#### Work to complete:
Look through the data below. Collect every line where the word "title" occurs.

#### Supplied data:
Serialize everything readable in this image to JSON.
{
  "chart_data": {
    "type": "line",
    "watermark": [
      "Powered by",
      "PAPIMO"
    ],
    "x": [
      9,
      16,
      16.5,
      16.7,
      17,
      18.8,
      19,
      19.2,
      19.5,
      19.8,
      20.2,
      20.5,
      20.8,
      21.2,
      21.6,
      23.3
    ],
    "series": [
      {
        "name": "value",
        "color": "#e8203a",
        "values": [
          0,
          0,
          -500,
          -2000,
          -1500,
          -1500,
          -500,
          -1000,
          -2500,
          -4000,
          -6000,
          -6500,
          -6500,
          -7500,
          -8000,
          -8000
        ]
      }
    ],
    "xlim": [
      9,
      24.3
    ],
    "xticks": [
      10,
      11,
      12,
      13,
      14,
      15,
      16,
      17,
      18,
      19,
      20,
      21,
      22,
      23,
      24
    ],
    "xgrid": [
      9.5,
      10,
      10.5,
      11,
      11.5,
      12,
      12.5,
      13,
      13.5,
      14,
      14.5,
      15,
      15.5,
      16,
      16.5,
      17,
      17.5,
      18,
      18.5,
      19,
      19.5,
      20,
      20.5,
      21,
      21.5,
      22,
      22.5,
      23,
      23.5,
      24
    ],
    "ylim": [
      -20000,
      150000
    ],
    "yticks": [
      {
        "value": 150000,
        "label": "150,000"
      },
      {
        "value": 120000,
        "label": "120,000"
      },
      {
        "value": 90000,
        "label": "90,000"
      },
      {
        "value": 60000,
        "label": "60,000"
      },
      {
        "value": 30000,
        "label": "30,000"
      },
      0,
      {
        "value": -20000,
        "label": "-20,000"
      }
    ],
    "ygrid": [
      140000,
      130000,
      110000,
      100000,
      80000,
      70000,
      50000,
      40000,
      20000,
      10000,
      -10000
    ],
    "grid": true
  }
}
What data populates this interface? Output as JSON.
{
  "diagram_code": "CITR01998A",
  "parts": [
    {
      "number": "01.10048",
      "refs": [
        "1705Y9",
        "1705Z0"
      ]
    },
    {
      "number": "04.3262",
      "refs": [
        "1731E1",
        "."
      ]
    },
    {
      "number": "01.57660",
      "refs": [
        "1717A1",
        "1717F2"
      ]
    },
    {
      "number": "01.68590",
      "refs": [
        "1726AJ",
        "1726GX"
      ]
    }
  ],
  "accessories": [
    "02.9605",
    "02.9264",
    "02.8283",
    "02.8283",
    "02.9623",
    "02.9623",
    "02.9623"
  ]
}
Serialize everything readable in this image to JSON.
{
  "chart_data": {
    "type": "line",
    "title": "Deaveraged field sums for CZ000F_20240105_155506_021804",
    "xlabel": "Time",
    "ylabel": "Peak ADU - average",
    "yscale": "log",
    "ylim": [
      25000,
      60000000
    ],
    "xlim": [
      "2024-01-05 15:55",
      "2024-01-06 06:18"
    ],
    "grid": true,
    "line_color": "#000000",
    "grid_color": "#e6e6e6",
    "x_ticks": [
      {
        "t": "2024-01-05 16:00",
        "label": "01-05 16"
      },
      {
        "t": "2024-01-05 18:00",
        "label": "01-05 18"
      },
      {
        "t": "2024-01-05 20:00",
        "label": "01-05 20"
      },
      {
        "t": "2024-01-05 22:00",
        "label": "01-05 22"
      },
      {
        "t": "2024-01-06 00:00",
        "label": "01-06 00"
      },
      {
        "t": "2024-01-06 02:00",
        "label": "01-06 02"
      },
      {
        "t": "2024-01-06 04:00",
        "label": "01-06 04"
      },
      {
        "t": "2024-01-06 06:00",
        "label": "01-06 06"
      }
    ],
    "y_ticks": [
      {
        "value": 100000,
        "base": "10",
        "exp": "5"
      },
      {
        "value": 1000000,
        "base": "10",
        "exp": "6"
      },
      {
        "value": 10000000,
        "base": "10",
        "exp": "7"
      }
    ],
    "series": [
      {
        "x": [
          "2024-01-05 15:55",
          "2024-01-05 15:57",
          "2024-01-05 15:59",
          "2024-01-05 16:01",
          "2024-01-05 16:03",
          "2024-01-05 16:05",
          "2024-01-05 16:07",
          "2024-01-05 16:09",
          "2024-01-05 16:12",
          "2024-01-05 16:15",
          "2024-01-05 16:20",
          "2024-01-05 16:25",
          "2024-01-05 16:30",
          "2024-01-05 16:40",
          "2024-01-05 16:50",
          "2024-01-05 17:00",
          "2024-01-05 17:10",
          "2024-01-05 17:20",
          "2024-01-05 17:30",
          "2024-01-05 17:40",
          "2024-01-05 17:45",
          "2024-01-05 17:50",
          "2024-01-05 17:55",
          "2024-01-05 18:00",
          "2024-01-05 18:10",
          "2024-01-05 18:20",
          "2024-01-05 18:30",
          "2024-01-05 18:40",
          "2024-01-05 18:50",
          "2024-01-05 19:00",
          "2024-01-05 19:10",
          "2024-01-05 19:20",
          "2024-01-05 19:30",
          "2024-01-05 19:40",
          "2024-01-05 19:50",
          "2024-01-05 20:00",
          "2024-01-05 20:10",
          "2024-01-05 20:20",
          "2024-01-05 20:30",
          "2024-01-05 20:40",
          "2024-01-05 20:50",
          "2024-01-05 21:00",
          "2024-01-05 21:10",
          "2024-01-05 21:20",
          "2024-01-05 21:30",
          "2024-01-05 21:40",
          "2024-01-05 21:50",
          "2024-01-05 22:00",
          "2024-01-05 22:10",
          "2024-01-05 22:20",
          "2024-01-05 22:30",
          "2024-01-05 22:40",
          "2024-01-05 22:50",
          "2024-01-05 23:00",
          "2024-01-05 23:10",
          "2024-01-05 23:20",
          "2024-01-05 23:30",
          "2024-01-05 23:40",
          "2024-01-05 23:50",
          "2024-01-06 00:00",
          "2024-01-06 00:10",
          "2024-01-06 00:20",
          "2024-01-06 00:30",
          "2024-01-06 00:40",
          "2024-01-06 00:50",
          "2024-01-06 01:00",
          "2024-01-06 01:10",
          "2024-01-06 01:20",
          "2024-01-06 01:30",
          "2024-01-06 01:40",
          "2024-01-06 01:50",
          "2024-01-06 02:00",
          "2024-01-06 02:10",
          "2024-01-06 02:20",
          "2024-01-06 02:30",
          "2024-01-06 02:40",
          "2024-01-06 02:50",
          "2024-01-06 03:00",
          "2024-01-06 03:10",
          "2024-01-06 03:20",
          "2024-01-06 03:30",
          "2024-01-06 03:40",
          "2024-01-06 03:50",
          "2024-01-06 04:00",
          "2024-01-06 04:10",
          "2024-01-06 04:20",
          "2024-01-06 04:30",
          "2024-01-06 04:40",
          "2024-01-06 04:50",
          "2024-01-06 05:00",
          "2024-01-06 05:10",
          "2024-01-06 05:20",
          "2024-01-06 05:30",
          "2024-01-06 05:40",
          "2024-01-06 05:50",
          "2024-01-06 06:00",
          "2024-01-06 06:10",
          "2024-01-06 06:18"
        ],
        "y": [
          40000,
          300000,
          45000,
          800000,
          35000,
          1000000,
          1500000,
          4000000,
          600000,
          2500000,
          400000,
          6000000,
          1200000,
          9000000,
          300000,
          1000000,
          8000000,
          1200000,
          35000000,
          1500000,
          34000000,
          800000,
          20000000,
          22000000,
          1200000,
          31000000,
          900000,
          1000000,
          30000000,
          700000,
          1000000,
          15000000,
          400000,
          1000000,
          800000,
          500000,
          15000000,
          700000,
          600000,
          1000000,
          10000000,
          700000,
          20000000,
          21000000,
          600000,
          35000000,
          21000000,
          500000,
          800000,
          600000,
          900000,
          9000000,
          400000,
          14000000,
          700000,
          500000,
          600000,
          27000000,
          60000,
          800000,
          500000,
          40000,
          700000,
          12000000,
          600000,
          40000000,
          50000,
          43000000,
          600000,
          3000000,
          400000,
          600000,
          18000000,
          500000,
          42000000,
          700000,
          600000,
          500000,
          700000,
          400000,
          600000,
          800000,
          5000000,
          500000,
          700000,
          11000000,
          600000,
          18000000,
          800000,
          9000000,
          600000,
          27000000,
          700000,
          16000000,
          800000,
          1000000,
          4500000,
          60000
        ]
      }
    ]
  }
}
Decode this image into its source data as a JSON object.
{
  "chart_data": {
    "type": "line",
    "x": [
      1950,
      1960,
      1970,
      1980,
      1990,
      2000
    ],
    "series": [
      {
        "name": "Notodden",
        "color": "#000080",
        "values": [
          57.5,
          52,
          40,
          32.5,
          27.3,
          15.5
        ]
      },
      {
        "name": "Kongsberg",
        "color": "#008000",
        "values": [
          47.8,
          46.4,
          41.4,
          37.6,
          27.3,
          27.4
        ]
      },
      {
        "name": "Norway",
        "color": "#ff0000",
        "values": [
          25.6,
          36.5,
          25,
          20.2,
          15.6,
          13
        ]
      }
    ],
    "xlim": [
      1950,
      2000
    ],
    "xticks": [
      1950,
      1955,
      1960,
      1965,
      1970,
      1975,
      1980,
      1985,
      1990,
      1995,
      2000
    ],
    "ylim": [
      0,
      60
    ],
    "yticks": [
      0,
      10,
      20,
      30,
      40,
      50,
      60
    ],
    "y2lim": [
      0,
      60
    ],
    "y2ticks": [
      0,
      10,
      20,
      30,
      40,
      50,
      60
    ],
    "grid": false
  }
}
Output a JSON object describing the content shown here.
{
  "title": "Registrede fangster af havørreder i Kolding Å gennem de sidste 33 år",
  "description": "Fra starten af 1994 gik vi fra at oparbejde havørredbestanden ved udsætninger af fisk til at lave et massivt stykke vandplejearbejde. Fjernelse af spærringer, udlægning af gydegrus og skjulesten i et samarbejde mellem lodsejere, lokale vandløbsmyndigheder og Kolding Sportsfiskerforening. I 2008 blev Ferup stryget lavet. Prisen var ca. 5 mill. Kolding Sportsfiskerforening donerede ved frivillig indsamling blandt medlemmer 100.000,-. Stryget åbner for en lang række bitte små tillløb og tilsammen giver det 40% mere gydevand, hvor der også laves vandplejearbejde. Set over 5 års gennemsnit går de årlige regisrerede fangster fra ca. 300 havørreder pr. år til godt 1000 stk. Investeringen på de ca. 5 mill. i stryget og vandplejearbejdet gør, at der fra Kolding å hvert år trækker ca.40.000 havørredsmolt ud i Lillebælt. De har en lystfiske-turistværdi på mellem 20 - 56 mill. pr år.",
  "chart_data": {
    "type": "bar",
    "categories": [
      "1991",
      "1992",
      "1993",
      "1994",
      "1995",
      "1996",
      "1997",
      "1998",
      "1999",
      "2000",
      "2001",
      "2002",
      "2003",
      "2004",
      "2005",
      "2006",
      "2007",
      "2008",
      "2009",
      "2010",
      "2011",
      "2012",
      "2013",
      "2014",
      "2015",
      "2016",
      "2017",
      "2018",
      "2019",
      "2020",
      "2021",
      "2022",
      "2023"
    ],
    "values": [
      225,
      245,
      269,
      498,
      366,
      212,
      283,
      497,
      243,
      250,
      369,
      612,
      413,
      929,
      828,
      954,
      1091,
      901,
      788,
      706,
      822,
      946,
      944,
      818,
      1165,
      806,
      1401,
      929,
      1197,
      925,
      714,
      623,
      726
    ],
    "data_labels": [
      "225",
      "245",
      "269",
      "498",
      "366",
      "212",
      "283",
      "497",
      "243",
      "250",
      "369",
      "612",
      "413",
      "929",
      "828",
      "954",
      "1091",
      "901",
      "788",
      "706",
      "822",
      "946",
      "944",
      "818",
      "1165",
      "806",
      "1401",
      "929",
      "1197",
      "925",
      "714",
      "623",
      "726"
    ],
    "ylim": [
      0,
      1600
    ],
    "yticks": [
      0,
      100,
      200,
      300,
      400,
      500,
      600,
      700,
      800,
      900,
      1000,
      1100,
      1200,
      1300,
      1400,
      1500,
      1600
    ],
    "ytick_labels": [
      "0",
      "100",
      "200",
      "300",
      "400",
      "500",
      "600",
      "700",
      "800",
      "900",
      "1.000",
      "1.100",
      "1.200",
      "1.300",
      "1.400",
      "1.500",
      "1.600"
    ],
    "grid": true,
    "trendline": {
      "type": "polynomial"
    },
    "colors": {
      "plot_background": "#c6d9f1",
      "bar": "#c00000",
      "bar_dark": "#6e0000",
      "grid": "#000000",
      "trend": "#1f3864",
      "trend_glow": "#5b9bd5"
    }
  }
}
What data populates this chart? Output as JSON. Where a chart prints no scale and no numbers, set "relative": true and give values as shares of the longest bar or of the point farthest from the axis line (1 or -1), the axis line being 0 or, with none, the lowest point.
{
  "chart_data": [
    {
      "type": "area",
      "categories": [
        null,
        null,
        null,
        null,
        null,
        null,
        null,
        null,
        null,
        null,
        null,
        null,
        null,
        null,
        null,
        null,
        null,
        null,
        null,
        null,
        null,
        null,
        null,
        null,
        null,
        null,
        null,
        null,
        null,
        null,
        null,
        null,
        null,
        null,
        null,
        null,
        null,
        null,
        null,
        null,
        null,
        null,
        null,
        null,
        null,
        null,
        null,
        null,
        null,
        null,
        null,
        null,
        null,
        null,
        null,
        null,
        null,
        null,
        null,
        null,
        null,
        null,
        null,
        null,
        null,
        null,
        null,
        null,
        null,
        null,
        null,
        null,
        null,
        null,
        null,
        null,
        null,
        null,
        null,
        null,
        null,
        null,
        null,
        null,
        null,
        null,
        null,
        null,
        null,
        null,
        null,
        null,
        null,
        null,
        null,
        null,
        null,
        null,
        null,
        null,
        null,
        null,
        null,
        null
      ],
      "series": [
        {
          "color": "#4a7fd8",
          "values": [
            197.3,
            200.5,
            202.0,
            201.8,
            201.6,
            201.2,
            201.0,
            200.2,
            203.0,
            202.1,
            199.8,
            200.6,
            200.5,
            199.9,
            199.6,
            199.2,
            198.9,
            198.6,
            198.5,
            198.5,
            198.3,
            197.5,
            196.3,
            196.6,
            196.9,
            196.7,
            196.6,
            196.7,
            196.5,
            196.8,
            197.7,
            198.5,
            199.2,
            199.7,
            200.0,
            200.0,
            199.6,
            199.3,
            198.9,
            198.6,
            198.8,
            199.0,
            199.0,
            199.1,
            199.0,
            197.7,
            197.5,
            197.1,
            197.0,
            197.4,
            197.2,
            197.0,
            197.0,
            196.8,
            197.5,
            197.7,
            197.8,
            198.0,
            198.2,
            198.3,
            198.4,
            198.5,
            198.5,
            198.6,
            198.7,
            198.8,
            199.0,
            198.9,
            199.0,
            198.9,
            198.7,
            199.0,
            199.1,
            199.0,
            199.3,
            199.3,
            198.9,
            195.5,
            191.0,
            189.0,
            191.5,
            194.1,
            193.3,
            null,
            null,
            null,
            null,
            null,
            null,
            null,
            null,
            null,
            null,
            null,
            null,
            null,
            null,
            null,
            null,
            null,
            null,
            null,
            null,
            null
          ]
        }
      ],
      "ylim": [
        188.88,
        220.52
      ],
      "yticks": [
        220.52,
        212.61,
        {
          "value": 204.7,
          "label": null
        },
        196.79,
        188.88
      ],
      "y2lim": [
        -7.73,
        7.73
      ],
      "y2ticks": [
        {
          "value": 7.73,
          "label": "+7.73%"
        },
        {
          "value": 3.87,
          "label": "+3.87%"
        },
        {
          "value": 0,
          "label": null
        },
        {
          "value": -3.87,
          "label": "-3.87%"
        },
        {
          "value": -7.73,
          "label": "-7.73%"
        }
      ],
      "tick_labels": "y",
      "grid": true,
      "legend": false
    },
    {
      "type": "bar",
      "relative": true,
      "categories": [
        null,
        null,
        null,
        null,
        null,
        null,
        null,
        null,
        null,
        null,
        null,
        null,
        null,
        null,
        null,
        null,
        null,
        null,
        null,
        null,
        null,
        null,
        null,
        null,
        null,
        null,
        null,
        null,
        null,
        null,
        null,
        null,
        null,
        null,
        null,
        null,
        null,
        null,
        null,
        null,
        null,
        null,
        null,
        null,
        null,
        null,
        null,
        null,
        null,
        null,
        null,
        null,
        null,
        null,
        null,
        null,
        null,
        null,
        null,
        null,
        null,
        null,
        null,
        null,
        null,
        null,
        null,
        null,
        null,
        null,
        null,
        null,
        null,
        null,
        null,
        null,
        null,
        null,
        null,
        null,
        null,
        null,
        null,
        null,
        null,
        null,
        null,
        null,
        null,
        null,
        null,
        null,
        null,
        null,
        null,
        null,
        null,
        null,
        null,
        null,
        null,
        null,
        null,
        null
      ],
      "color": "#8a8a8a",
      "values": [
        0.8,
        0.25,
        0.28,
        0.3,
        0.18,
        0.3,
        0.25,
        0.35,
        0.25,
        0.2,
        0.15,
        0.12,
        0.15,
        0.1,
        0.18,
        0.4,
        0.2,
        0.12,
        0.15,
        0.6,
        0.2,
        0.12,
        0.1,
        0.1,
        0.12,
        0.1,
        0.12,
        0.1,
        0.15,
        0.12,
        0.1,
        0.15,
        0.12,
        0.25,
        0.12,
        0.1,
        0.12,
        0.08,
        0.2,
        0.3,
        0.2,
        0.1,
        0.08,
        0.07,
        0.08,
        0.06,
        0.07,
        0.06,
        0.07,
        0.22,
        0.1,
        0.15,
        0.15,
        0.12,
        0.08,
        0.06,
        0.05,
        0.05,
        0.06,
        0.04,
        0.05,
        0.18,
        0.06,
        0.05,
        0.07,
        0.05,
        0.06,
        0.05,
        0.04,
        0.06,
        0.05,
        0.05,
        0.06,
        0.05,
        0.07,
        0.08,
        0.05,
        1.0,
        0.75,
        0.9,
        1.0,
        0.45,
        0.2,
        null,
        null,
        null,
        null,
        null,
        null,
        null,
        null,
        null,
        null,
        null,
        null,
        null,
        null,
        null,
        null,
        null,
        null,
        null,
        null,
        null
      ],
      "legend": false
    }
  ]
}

#### Worked solution:
    "title": "Deaveraged field sums for CZ000F_20240105_155506_021804",
  "title": "Registrede fangster af havørreder i Kolding Å gennem de sidste 33 år",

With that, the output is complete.